## WHAT THE TASK REQUIRES
Report each line of the listing below that contains the string "browser", copying those lines in full. The match is case-sensitive.

## SOURCE DATA
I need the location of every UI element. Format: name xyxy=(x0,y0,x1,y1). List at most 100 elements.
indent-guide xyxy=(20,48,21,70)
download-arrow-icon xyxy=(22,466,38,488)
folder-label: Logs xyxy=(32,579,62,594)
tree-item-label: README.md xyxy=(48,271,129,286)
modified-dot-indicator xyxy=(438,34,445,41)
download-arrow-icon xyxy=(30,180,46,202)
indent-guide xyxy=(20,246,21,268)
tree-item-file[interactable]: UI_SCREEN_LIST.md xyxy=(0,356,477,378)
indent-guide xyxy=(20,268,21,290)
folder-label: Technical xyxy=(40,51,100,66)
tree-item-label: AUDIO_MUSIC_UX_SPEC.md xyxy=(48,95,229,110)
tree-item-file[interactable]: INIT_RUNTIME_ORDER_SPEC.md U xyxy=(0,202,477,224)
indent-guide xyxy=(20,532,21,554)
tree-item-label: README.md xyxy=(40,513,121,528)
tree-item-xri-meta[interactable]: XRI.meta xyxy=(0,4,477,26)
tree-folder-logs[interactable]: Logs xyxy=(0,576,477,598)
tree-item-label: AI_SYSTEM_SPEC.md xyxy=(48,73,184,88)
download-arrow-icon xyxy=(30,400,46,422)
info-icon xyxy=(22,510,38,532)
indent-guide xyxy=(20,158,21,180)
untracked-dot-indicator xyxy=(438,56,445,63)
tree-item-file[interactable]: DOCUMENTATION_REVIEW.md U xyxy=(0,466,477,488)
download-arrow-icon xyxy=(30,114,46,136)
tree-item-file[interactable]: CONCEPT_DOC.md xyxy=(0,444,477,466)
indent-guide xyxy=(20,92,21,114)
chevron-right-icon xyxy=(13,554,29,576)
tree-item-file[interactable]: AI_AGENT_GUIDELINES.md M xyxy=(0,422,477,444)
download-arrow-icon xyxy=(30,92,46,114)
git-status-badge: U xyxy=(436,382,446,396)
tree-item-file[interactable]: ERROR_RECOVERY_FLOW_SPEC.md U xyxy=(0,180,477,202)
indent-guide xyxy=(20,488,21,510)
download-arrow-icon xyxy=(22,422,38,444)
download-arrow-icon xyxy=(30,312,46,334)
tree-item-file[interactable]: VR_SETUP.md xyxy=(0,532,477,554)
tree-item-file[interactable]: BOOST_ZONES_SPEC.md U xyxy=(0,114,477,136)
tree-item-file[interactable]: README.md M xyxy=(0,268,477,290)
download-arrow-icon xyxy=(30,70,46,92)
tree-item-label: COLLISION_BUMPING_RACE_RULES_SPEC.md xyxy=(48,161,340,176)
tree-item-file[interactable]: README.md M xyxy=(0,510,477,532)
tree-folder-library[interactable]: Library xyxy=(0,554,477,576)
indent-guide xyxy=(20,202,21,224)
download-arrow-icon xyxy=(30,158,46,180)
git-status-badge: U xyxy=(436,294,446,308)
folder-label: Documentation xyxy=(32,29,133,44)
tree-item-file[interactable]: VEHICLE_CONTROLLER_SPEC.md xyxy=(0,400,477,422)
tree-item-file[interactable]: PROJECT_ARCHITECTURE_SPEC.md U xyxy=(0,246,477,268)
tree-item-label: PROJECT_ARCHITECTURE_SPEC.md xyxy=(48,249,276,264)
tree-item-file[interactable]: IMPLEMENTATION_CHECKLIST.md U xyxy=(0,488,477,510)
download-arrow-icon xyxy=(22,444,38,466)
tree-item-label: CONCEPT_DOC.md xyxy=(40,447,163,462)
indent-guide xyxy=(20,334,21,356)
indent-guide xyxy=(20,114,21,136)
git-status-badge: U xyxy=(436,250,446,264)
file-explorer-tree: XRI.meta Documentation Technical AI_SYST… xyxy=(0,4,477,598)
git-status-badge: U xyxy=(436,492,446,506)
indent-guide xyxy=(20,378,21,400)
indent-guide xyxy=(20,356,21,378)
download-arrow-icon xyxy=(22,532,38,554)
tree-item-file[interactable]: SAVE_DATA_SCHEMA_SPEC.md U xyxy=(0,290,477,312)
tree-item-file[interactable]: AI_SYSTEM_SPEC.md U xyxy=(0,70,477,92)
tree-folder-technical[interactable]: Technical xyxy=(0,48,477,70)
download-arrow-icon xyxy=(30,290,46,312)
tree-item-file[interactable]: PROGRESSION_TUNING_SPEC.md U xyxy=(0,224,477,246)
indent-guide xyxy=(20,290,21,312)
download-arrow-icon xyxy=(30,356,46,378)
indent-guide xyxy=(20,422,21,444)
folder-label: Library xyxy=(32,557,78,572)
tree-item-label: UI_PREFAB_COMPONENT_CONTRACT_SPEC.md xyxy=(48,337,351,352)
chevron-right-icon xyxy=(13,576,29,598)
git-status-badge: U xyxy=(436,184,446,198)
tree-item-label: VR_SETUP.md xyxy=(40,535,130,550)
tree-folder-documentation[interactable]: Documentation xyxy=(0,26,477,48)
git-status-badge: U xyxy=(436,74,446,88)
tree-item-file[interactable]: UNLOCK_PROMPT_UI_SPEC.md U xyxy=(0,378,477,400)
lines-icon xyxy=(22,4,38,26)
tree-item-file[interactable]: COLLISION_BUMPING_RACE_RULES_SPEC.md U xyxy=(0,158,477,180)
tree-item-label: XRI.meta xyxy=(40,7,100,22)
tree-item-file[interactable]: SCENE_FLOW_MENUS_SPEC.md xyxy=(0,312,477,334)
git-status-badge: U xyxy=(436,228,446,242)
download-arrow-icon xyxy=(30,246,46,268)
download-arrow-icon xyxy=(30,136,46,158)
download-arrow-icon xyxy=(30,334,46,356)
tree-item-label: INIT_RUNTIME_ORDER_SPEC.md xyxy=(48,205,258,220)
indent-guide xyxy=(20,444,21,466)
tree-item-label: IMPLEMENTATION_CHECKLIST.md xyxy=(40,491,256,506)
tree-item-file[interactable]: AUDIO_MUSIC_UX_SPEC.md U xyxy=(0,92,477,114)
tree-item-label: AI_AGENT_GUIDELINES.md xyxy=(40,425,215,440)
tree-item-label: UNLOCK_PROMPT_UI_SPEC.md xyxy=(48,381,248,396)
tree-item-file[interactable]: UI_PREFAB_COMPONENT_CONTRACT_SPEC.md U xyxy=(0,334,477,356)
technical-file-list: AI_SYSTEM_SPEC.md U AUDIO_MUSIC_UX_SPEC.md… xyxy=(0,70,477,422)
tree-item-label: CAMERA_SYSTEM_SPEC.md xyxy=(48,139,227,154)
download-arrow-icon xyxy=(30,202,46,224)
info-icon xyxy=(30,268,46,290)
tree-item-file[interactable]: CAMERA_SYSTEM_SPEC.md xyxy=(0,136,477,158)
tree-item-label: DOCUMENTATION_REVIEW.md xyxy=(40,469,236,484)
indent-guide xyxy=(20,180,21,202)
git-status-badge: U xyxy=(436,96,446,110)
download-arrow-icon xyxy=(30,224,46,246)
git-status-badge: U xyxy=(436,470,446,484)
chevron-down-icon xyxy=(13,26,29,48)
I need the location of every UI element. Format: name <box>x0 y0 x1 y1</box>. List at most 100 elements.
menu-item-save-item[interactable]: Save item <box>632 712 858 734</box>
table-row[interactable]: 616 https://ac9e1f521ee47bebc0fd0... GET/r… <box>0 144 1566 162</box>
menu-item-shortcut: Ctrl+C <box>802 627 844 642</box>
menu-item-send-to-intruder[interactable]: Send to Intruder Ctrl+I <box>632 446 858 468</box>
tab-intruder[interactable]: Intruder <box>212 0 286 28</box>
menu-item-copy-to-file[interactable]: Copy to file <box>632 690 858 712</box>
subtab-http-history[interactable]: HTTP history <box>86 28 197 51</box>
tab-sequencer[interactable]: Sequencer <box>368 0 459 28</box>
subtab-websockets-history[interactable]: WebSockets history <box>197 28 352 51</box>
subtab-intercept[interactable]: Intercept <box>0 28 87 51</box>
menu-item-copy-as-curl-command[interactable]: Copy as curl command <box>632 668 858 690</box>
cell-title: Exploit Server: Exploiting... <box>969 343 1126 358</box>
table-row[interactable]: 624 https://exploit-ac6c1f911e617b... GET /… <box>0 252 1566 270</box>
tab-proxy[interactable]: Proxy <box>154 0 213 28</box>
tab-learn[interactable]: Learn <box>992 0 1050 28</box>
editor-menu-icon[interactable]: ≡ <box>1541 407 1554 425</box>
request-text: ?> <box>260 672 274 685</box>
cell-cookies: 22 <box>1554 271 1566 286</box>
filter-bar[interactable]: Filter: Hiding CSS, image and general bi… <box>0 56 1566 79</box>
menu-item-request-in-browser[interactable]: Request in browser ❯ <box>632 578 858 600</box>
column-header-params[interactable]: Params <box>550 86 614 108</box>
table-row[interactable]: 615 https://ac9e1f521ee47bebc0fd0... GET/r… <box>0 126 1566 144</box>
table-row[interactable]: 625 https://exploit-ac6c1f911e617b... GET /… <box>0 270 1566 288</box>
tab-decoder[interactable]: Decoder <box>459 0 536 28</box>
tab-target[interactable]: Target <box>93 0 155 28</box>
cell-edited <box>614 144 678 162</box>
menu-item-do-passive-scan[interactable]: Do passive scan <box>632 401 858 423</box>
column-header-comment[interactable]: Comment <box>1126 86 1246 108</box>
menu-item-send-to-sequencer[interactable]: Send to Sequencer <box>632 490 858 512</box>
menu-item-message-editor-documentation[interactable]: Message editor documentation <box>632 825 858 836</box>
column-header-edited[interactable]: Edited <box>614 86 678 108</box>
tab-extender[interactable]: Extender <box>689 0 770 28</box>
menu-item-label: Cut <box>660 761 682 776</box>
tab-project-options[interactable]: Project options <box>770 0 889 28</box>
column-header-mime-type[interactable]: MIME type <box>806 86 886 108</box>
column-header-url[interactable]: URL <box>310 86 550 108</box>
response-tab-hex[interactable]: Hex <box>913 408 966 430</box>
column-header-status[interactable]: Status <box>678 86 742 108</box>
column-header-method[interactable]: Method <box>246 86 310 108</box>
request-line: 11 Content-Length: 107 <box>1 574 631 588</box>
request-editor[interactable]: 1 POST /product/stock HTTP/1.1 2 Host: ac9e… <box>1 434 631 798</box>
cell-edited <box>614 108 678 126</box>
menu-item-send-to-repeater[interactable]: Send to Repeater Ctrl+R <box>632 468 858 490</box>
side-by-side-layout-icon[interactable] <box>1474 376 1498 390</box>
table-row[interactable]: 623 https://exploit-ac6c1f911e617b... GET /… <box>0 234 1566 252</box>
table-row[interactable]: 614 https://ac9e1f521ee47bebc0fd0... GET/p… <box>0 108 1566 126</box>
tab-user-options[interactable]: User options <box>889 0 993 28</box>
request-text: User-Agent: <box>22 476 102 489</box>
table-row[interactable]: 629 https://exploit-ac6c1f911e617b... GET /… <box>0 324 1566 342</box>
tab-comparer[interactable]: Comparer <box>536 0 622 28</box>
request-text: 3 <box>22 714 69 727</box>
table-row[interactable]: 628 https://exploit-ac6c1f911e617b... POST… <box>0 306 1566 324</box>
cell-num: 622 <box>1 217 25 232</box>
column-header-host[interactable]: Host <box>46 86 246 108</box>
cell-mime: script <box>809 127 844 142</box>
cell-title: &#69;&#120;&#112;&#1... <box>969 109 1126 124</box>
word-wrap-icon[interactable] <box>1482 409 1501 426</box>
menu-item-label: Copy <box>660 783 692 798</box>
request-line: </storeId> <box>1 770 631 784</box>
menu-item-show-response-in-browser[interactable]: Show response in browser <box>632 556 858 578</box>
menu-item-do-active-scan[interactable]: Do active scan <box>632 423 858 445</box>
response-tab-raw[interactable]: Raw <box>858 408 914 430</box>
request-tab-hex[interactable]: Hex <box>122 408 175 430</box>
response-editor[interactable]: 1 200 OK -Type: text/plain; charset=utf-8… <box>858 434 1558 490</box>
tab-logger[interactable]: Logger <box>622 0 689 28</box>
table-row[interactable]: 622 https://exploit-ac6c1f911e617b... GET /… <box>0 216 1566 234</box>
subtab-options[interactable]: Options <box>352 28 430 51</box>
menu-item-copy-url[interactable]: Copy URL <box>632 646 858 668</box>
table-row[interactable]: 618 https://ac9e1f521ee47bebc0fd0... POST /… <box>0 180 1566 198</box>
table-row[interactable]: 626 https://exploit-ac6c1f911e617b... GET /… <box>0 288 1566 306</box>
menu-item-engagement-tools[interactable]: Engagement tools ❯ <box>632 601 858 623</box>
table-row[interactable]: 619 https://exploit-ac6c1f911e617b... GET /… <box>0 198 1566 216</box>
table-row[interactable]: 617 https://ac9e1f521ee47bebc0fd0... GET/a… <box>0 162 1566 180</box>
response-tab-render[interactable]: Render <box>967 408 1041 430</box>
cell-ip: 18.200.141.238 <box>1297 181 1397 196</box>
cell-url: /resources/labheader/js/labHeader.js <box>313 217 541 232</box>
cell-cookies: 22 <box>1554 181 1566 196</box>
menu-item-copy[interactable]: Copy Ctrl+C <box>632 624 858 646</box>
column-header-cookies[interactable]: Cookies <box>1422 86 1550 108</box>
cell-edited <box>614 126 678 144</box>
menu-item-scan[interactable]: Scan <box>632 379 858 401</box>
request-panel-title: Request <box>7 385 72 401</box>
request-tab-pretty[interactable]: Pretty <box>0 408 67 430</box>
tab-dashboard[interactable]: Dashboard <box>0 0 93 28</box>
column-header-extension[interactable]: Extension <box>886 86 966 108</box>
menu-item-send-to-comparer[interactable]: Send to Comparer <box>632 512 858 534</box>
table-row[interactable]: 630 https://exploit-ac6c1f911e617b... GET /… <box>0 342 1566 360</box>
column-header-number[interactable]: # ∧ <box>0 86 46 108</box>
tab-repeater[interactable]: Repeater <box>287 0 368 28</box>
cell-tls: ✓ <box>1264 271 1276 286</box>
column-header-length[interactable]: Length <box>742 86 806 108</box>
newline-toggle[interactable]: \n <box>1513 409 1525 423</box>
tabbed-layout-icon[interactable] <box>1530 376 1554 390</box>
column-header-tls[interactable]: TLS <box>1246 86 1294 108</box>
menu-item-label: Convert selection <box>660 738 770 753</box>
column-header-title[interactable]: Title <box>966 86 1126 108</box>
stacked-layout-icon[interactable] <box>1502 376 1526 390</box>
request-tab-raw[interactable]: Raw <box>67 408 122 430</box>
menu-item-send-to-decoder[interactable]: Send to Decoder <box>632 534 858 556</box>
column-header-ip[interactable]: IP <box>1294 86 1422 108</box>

## RESPONSE FOR THIS EXERCISE
menu-item-request-in-browser[interactable]: Request in browser ❯ <box>632 578 858 600</box>
menu-item-show-response-in-browser[interactable]: Show response in browser <box>632 556 858 578</box>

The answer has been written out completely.